Work required
Write the material out again in full, exactly.

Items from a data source
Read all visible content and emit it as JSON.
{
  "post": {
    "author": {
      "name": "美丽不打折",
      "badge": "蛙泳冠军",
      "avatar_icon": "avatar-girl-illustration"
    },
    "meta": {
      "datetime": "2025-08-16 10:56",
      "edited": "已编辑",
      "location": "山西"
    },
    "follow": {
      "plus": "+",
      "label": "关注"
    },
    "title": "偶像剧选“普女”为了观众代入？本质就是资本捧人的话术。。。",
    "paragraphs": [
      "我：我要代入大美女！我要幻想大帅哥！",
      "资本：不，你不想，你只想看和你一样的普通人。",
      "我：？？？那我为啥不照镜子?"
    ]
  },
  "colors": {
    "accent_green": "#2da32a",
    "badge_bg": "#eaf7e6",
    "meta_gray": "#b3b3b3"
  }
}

Solution to the problem
Read all visible content and emit it as JSON.
{
  "post": {
    "author": {
      "name": "美丽不打折",
      "badge": "蛙泳冠军",
      "avatar_icon": "avatar-girl-illustration"
    },
    "meta": {
      "datetime": "2025-08-16 10:56",
      "edited": "已编辑",
      "location": "山西"
    },
    "follow": {
      "plus": "+",
      "label": "关注"
    },
    "title": "偶像剧选“普女”为了观众代入？本质就是资本捧人的话术。。。",
    "paragraphs": [
      "我：我要代入大美女！我要幻想大帅哥！",
      "资本：不，你不想，你只想看和你一样的普通人。",
      "我：？？？那我为啥不照镜子?"
    ]
  },
  "colors": {
    "accent_green": "#2da32a",
    "badge_bg": "#eaf7e6",
    "meta_gray": "#b3b3b3"
  }
}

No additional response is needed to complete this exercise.